* _Job 1_
List every username in the CC field of the bug report.
* _Job 2_
Answer these from the bug report:
(a) What status does the bug have?
(b) In which version does Comment 1 say the classloader leaks will be fixed?
(c) What option does Comment 2 say avoids the problem in that test?
Start of Source
Note: This bug is displayed in read-only format because the product is no longer active in Red Hat Bugzilla.

Bug 1072374

Summary: OOM permGen after application redeploy
Product: [JBoss] JBoss Enterprise Application Platform 6 Reporter: Jitka Kozana <jkudrnac>
Component: Class LoadingAssignee: David M. Lloyd <david.lloyd>
Status: CLOSED WONTFIX QA Contact: Jitka Kozana <jkudrnac>
Severity: high Docs Contact:
Priority: unspecified    
Version: 6.3.0CC: dpospisi, jdoyle, jkudrnac, lthon, myarboro, paul.ferraro, rhusar
Target Milestone: ---Keywords: Regression
Target Release: ---   
Hardware: Unspecified   
OS: Unspecified   
Whiteboard:
Fixed In Version: Doc Type: Bug Fix
Doc Text:
Story Points: ---
Clone Of: Environment:
Last Closed: 2014-05-21 10:01:28 UTC Type: Bug
Regression: --- Mount Type: ---
Documentation: --- CRM:
Verified Versions: Category: ---
oVirt Team: --- RHEL 7.3 requirements from Atomic Host:
Cloudforms Team: --- Target Upstream Version:
Embargoed:
Attachments:
Description Flags
jmap -permstat output for perf18 on 6.3.0.DR4
none
permgen-related parts of jmap -heap $PID output for 6.2.0.GA and 6.3.0.ER1 none

Description Jitka Kozana 2014-03-04 13:20:40 UTC
EAP 6.3.0.DR1. Failover tests, failure type: undeploy of application. Standalone clients are accessing EJB via servlet. Cache setup: REPL SYNC, DIST SYNC.

After the first undeploy, OOM pergen is thrown. The node has to be killed manually. 

See the server log [1] and [2]. 

[1] https://jenkins.mw.lab.eng.bos.redhat.com/hudson/job/eap-6x-failover-ejb-ejbservlet-undeploy-repl-sync/47/console-perf18/
[2] https://jenkins.mw.lab.eng.bos.redhat.com/hudson/job/eap-6x-failover-ejb-ejbservlet-undeploy-dist-sync/34/console-perf18/

I'll give you a heapdump shortly.

Comment 1 Paul Ferraro 2014-03-04 15:24:38 UTC
There are known classloader leaks in the distributable SFSB implementation in EAP 6.3.  This will be fixed in EAP 7.

Comment 2 Radoslav Husar 2014-03-04 16:34:58 UTC
Simply adding e.g. -XX:MaxPermSize=512m avoids the problem in that test. [1]

Looking at heap dump, there I don't see anything else leaking.
End of Source
Start of Supplied information
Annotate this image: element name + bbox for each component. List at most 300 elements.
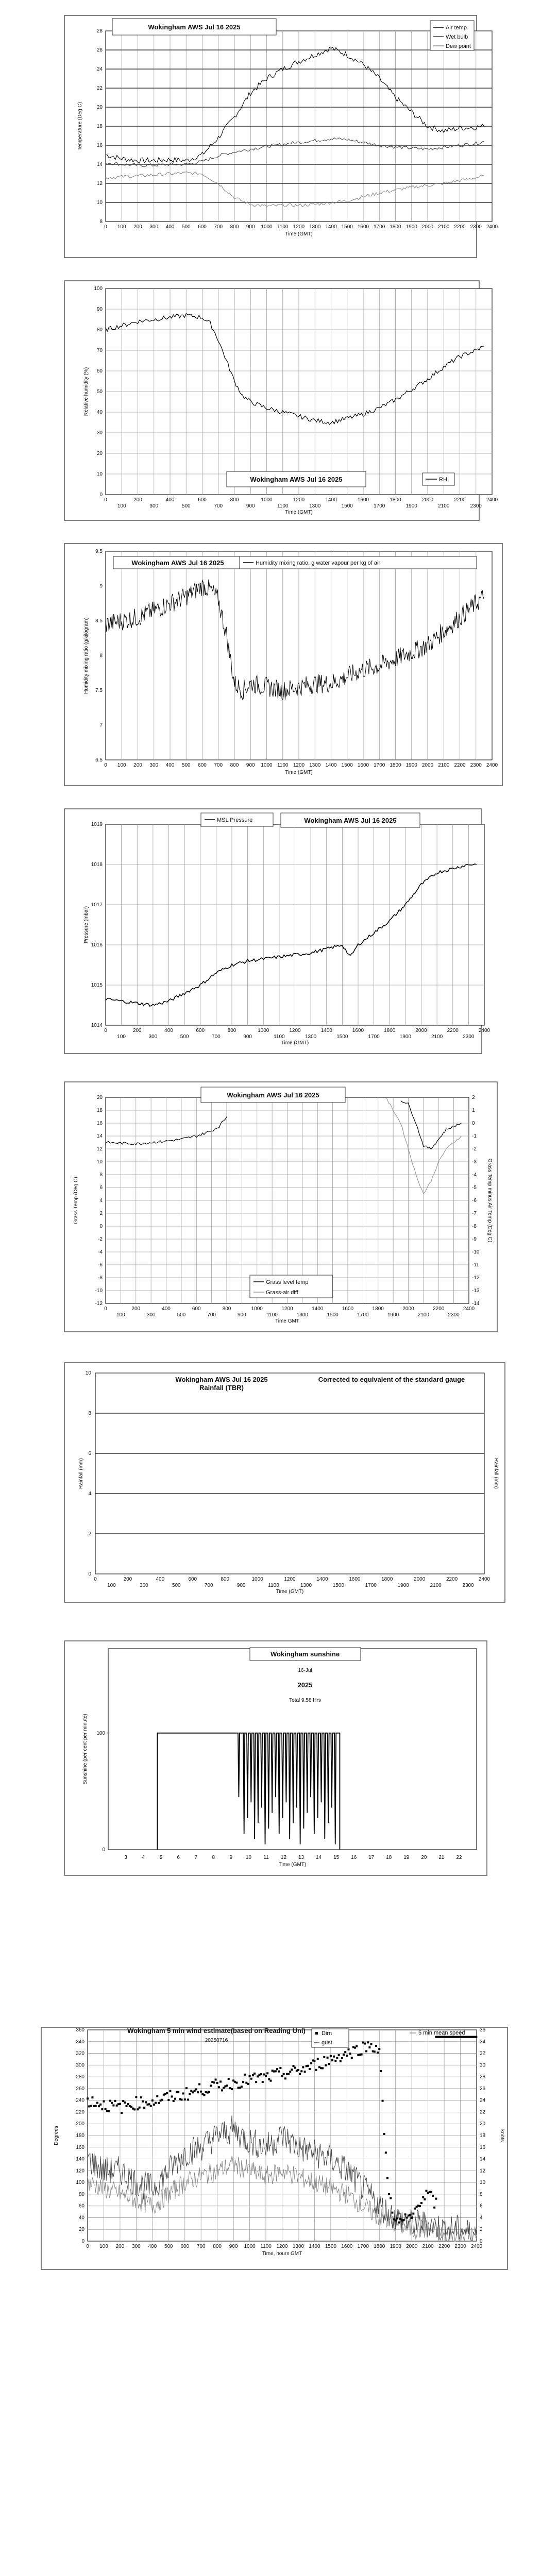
y-tick-label: -9 xyxy=(472,1236,477,1242)
x-tick-label: 2200 xyxy=(446,1577,458,1582)
direction-point xyxy=(323,2056,325,2058)
chart-panel-3 xyxy=(64,544,502,786)
direction-point xyxy=(121,2112,123,2114)
direction-point xyxy=(189,2093,191,2095)
chart-subtitle: Rainfall (TBR) xyxy=(199,1384,244,1392)
x-tick-label: 2400 xyxy=(486,762,498,768)
x-tick-label: 900 xyxy=(229,2244,238,2249)
direction-point xyxy=(247,2083,249,2085)
x-tick-label: 2000 xyxy=(414,1577,426,1582)
x-tick-label: 900 xyxy=(236,1583,246,1588)
y-tick-label: 9.5 xyxy=(95,549,103,554)
x-tick-label: 2300 xyxy=(448,1312,460,1318)
direction-point xyxy=(226,2084,228,2087)
x-tick-label: 1200 xyxy=(276,2244,288,2249)
y-tick-label: -14 xyxy=(472,1301,480,1307)
y-tick-label: 180 xyxy=(76,2133,84,2139)
x-tick-label: 1100 xyxy=(277,762,289,768)
y-tick-label: -13 xyxy=(472,1288,480,1294)
plot-area xyxy=(95,1373,484,1574)
x-tick-label: 1000 xyxy=(244,2244,256,2249)
x-tick-label: 2000 xyxy=(421,762,434,768)
x-tick-label: 2100 xyxy=(438,224,450,230)
chart-panel-4 xyxy=(64,809,491,1054)
y-tick-label: -5 xyxy=(472,1185,477,1191)
x-tick-label: 1300 xyxy=(309,762,321,768)
y-tick-label: 90 xyxy=(96,307,103,312)
direction-point xyxy=(307,2065,309,2067)
x-tick-label: 200 xyxy=(133,224,142,230)
x-tick-label: 2100 xyxy=(422,2244,434,2249)
x-axis-label: Time (GMT) xyxy=(281,1040,309,1046)
direction-point xyxy=(419,2205,421,2207)
x-tick-label: 2400 xyxy=(463,1306,475,1312)
x-tick-label: 0 xyxy=(104,497,107,503)
legend-label: MSL Pressure xyxy=(217,817,253,823)
direction-point xyxy=(304,2071,306,2073)
direction-point xyxy=(402,2219,404,2221)
direction-point xyxy=(327,2057,329,2059)
direction-point xyxy=(105,2108,107,2110)
y-tick-label: 10 xyxy=(96,200,103,206)
direction-point xyxy=(210,2084,212,2087)
direction-point xyxy=(208,2091,210,2093)
y-tick-label: 0 xyxy=(88,1571,91,1577)
y-tick-label: 7.5 xyxy=(95,688,103,693)
direction-point xyxy=(249,2075,251,2077)
y-axis-label: Grass Temp minus Air Temp (Deg C) xyxy=(487,1158,493,1243)
chart-panel-8 xyxy=(41,2027,508,2269)
x-tick-label: 1800 xyxy=(372,1306,384,1312)
x-tick-label: 1800 xyxy=(384,1028,396,1033)
x-tick-label: 1500 xyxy=(341,224,353,230)
direction-point xyxy=(391,2212,393,2214)
direction-point xyxy=(351,2057,353,2059)
direction-point xyxy=(260,2073,262,2075)
x-tick-label: 0 xyxy=(104,762,107,768)
x-tick-label: 7 xyxy=(194,1855,198,1860)
y-axis-label: Rainfall (mm) xyxy=(78,1458,84,1489)
x-tick-label: 100 xyxy=(117,1034,126,1040)
y-axis-label: Grass Temp (Deg C) xyxy=(73,1177,79,1224)
y-tick-label: 10 xyxy=(96,471,103,477)
y-tick-label: 200 xyxy=(76,2121,84,2127)
y-tick-label: 10 xyxy=(85,1370,91,1376)
y-tick-label: 8 xyxy=(88,1411,91,1416)
y-tick-label: 0 xyxy=(99,492,103,498)
direction-point xyxy=(166,2092,168,2094)
x-tick-label: 12 xyxy=(280,1855,287,1860)
x-tick-label: 1700 xyxy=(368,1034,380,1040)
direction-point xyxy=(395,2219,397,2222)
direction-point xyxy=(127,2103,129,2105)
x-tick-label: 22 xyxy=(456,1855,462,1860)
x-tick-label: 400 xyxy=(165,497,175,503)
x-tick-label: 200 xyxy=(133,497,142,503)
x-tick-label: 1900 xyxy=(390,2244,401,2249)
x-tick-label: 1100 xyxy=(277,224,289,230)
y-tick-label: 0 xyxy=(81,2239,84,2244)
x-tick-label: 1900 xyxy=(405,224,417,230)
x-tick-label: 1500 xyxy=(327,1312,339,1318)
legend-label: Humidity mixing ratio, g water vapour per kg of air xyxy=(256,560,381,566)
chart-title: Wokingham AWS Jul 16 2025 xyxy=(304,817,397,824)
chart-panel-5 xyxy=(64,1082,497,1332)
x-tick-label: 300 xyxy=(132,2244,141,2249)
y-tick-label: 4 xyxy=(480,2215,483,2221)
direction-point xyxy=(341,2057,343,2059)
y-tick-label: -2 xyxy=(98,1236,103,1242)
y-tick-label: 0 xyxy=(102,1847,105,1853)
x-tick-label: 0 xyxy=(104,1028,107,1033)
x-tick-label: 800 xyxy=(227,1028,236,1033)
legend-label: Wet bulb xyxy=(446,34,468,40)
x-tick-label: 500 xyxy=(164,2244,173,2249)
direction-point xyxy=(377,2052,379,2054)
x-tick-label: 1000 xyxy=(251,1577,263,1582)
y-tick-label: -7 xyxy=(472,1211,477,1216)
y-tick-label: -12 xyxy=(95,1301,103,1307)
direction-point xyxy=(126,2105,128,2107)
x-tick-label: 200 xyxy=(123,1577,132,1582)
y-tick-label: -4 xyxy=(98,1249,103,1255)
y-tick-label: 20 xyxy=(96,451,103,456)
y-tick-label: 16 xyxy=(480,2144,486,2150)
direction-point xyxy=(204,2094,206,2096)
x-axis-label: Time GMT xyxy=(275,1318,299,1324)
x-tick-label: 1100 xyxy=(277,503,289,509)
direction-point xyxy=(383,2133,385,2135)
x-tick-label: 1600 xyxy=(349,1577,361,1582)
x-tick-label: 200 xyxy=(132,1028,142,1033)
y-tick-label: 300 xyxy=(76,2062,84,2069)
direction-point xyxy=(182,2092,184,2094)
direction-point xyxy=(343,2054,345,2056)
y-tick-label: 20 xyxy=(78,2227,84,2233)
direction-point xyxy=(283,2073,285,2075)
legend-label: gust xyxy=(322,2040,332,2046)
direction-point xyxy=(250,2078,252,2080)
x-axis-label: Time, hours GMT xyxy=(262,2251,302,2257)
x-tick-label: 2000 xyxy=(421,497,434,503)
direction-point xyxy=(143,2107,145,2109)
legend-label: Grass level temp xyxy=(266,1279,309,1285)
y-tick-label: 26 xyxy=(480,2086,486,2092)
x-tick-label: 700 xyxy=(214,762,223,768)
y-tick-label: 18 xyxy=(96,124,103,129)
x-tick-label: 400 xyxy=(165,224,175,230)
x-tick-label: 2000 xyxy=(402,1306,414,1312)
direction-point xyxy=(112,2105,114,2107)
chart-title: Wokingham AWS Jul 16 2025 xyxy=(227,1091,319,1099)
x-tick-label: 11 xyxy=(263,1855,269,1860)
y-tick-label: -2 xyxy=(472,1146,477,1152)
x-tick-label: 900 xyxy=(238,1312,246,1318)
direction-point xyxy=(310,2062,312,2064)
direction-point xyxy=(87,2097,89,2099)
x-tick-label: 600 xyxy=(198,762,207,768)
direction-point xyxy=(411,2217,413,2219)
x-tick-label: 0 xyxy=(94,1577,97,1582)
x-tick-label: 600 xyxy=(192,1306,201,1312)
x-tick-label: 2000 xyxy=(415,1028,427,1033)
x-tick-label: 2400 xyxy=(470,2244,483,2249)
y-tick-label: 16 xyxy=(96,143,103,148)
chart-panel-7 xyxy=(64,1641,487,1875)
y-tick-label: 30 xyxy=(96,430,103,436)
x-tick-label: 13 xyxy=(298,1855,305,1860)
y-tick-label: -11 xyxy=(472,1262,479,1268)
y-tick-label: 10 xyxy=(96,1159,103,1165)
x-tick-label: 1000 xyxy=(261,224,273,230)
legend-label: Dirn xyxy=(322,2030,332,2037)
direction-point xyxy=(140,2096,142,2098)
y-tick-label: 120 xyxy=(76,2168,84,2174)
x-tick-label: 400 xyxy=(148,2244,157,2249)
y-tick-label: 7 xyxy=(99,722,103,728)
direction-point xyxy=(262,2081,264,2083)
x-tick-label: 600 xyxy=(196,1028,205,1033)
direction-point xyxy=(313,2060,315,2062)
x-tick-label: 2400 xyxy=(478,1577,491,1582)
direction-point xyxy=(151,2099,154,2102)
x-tick-label: 18 xyxy=(386,1855,392,1860)
x-axis-label: Time (GMT) xyxy=(276,1589,304,1595)
x-tick-label: 500 xyxy=(172,1583,181,1588)
direction-point xyxy=(145,2101,147,2103)
chart-title: Wokingham AWS Jul 16 2025 xyxy=(175,1376,268,1383)
chart-year: 2025 xyxy=(297,1681,313,1689)
x-tick-label: 1600 xyxy=(357,762,369,768)
direction-point xyxy=(135,2096,137,2098)
x-tick-label: 1900 xyxy=(399,1034,411,1040)
direction-point xyxy=(430,2191,432,2193)
x-tick-label: 1500 xyxy=(336,1034,348,1040)
y-tick-label: 30 xyxy=(480,2062,486,2069)
x-tick-label: 600 xyxy=(198,497,207,503)
direction-point xyxy=(150,2105,152,2107)
x-tick-label: 100 xyxy=(107,1583,116,1588)
x-tick-label: 100 xyxy=(99,2244,108,2249)
x-tick-label: 19 xyxy=(403,1855,410,1860)
x-tick-label: 400 xyxy=(165,762,175,768)
direction-point xyxy=(278,2071,280,2073)
y-tick-label: 320 xyxy=(76,2050,84,2057)
y-tick-label: 260 xyxy=(76,2086,84,2092)
direction-point xyxy=(300,2070,302,2072)
direction-point xyxy=(244,2074,246,2076)
x-tick-label: 700 xyxy=(214,503,223,509)
x-tick-label: 1300 xyxy=(296,1312,308,1318)
legend-label: Dew point xyxy=(446,43,471,49)
x-tick-label: 2200 xyxy=(438,2244,450,2249)
x-tick-label: 1900 xyxy=(387,1312,399,1318)
y-tick-label: 1019 xyxy=(91,822,103,827)
x-tick-label: 1400 xyxy=(325,497,337,503)
y-tick-label: 80 xyxy=(96,327,103,333)
x-tick-label: 1000 xyxy=(251,1306,263,1312)
x-tick-label: 2200 xyxy=(447,1028,459,1033)
x-tick-label: 1700 xyxy=(357,1312,369,1318)
y-tick-label: 0 xyxy=(472,1121,475,1126)
x-tick-label: 1000 xyxy=(258,1028,269,1033)
direction-point xyxy=(109,2100,111,2102)
x-tick-label: 1400 xyxy=(320,1028,332,1033)
direction-point xyxy=(142,2100,144,2103)
x-tick-label: 2300 xyxy=(470,503,482,509)
x-tick-label: 2300 xyxy=(463,1034,475,1040)
x-tick-label: 1800 xyxy=(381,1577,393,1582)
direction-point xyxy=(266,2072,268,2074)
y-tick-label: 22 xyxy=(480,2109,486,2115)
direction-point xyxy=(213,2081,215,2083)
x-tick-label: 2100 xyxy=(438,762,450,768)
x-tick-label: 1300 xyxy=(305,1034,317,1040)
y-tick-label: 2 xyxy=(472,1095,475,1100)
direction-point xyxy=(200,2091,202,2093)
x-tick-label: 1600 xyxy=(357,224,369,230)
y-tick-label: 6 xyxy=(480,2203,483,2209)
direction-point xyxy=(356,2045,358,2047)
direction-point xyxy=(219,2080,222,2082)
y-tick-label: 50 xyxy=(96,389,103,395)
y-tick-label: 240 xyxy=(76,2097,84,2104)
x-tick-label: 100 xyxy=(117,762,126,768)
y-tick-label: -10 xyxy=(95,1288,103,1294)
y-tick-label: 8.5 xyxy=(95,618,103,624)
direction-point xyxy=(197,2091,199,2093)
x-tick-label: 1800 xyxy=(390,762,401,768)
direction-point xyxy=(396,2217,398,2219)
y-tick-label: 28 xyxy=(480,2074,486,2080)
y-tick-label: 70 xyxy=(96,348,103,353)
y-tick-label: 10 xyxy=(480,2180,486,2186)
x-tick-label: 1100 xyxy=(266,1312,278,1318)
x-tick-label: 2000 xyxy=(406,2244,418,2249)
direction-point xyxy=(299,2073,301,2075)
x-tick-label: 14 xyxy=(316,1855,322,1860)
direction-point xyxy=(315,2069,317,2071)
direction-point xyxy=(338,2054,340,2056)
direction-point xyxy=(114,2100,116,2102)
x-tick-label: 2300 xyxy=(470,224,482,230)
x-tick-label: 1400 xyxy=(309,2244,320,2249)
x-tick-label: 1100 xyxy=(268,1583,279,1588)
y-tick-label: -3 xyxy=(472,1159,477,1165)
direction-point xyxy=(91,2096,93,2098)
direction-point xyxy=(255,2081,257,2083)
chart-title: Wokingham AWS Jul 16 2025 xyxy=(148,23,241,31)
x-tick-label: 2200 xyxy=(454,224,466,230)
x-tick-label: 1400 xyxy=(325,762,337,768)
y-tick-label: 20 xyxy=(96,1095,103,1100)
y-tick-label: 4 xyxy=(99,1198,103,1204)
direction-point xyxy=(242,2081,244,2083)
direction-point xyxy=(133,2108,136,2110)
direction-point xyxy=(386,2177,388,2179)
x-tick-label: 700 xyxy=(214,224,223,230)
x-tick-label: 2200 xyxy=(454,497,466,503)
direction-point xyxy=(344,2051,346,2053)
direction-point xyxy=(347,2048,349,2050)
direction-point xyxy=(137,2108,139,2110)
direction-point xyxy=(269,2080,272,2082)
y-tick-label: 340 xyxy=(76,2039,84,2045)
y-tick-label: 8 xyxy=(99,653,103,659)
direction-point xyxy=(385,2151,387,2154)
x-tick-label: 500 xyxy=(177,1312,186,1318)
x-tick-label: 8 xyxy=(212,1855,215,1860)
direction-point xyxy=(185,2087,188,2089)
chart-panel-6 xyxy=(64,1363,505,1602)
x-tick-label: 1100 xyxy=(274,1034,285,1040)
direction-point xyxy=(374,2050,376,2053)
y-tick-label: 22 xyxy=(96,86,103,91)
direction-point xyxy=(328,2063,330,2065)
y-tick-label: 140 xyxy=(76,2156,84,2162)
y-tick-label: 360 xyxy=(76,2027,84,2033)
legend-label: RH xyxy=(439,477,447,483)
x-tick-label: 1800 xyxy=(390,224,401,230)
legend-label: 5 min mean speed xyxy=(418,2030,465,2036)
x-tick-label: 9 xyxy=(229,1855,233,1860)
x-tick-label: 800 xyxy=(222,1306,231,1312)
y-tick-label: 14 xyxy=(96,162,103,167)
x-tick-label: 100 xyxy=(117,503,126,509)
y-tick-label: -8 xyxy=(98,1275,103,1281)
chart-date: 16-Jul xyxy=(298,1668,312,1673)
direction-point xyxy=(276,2068,278,2070)
y-tick-label: 14 xyxy=(480,2156,486,2162)
x-tick-label: 1500 xyxy=(332,1583,344,1588)
x-tick-label: 600 xyxy=(188,1577,197,1582)
y-tick-label: 40 xyxy=(96,410,103,415)
x-tick-label: 900 xyxy=(246,762,255,768)
direction-point xyxy=(346,2055,348,2057)
x-tick-label: 300 xyxy=(146,1312,156,1318)
chart-title: Wokingham AWS Jul 16 2025 xyxy=(131,559,224,567)
chart-panel-2 xyxy=(64,281,498,520)
x-tick-label: 100 xyxy=(116,1312,125,1318)
x-tick-label: 200 xyxy=(133,762,142,768)
x-tick-label: 600 xyxy=(198,224,207,230)
direction-point xyxy=(265,2075,267,2077)
y-tick-label: 34 xyxy=(480,2039,486,2045)
direction-point xyxy=(412,2213,414,2215)
y-tick-label: 18 xyxy=(480,2133,486,2139)
direction-point xyxy=(370,2043,373,2045)
x-tick-label: 1000 xyxy=(261,762,273,768)
direction-point xyxy=(173,2100,175,2102)
y-tick-label: 6.5 xyxy=(95,757,103,763)
x-tick-label: 1500 xyxy=(325,2244,336,2249)
x-tick-label: 1700 xyxy=(357,2244,369,2249)
x-tick-label: 600 xyxy=(180,2244,190,2249)
direction-point xyxy=(333,2056,335,2058)
direction-point xyxy=(231,2088,233,2090)
x-tick-label: 16 xyxy=(351,1855,357,1860)
direction-point xyxy=(155,2102,157,2104)
direction-point xyxy=(218,2086,220,2088)
x-tick-label: 800 xyxy=(230,762,239,768)
y-axis-label: Relative humidity (%) xyxy=(83,367,89,416)
x-axis-label: Time (GMT) xyxy=(285,510,313,515)
x-tick-label: 1300 xyxy=(300,1583,312,1588)
direction-point xyxy=(325,2064,327,2066)
y-axis-label: Humidity mixing ratio (g/kilogram) xyxy=(83,617,89,694)
direction-point xyxy=(302,2066,304,2068)
y-tick-label: 1016 xyxy=(91,942,103,948)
End of Supplied information
* _Complete response 1_
dpospisi, jdoyle, jkudrnac, lthon, myarboro, paul.ferraro, rhusar

* _Complete response 2_
(a) CLOSED WONTFIX
(b) EAP 7
(c) -XX:MaxPermSize=512m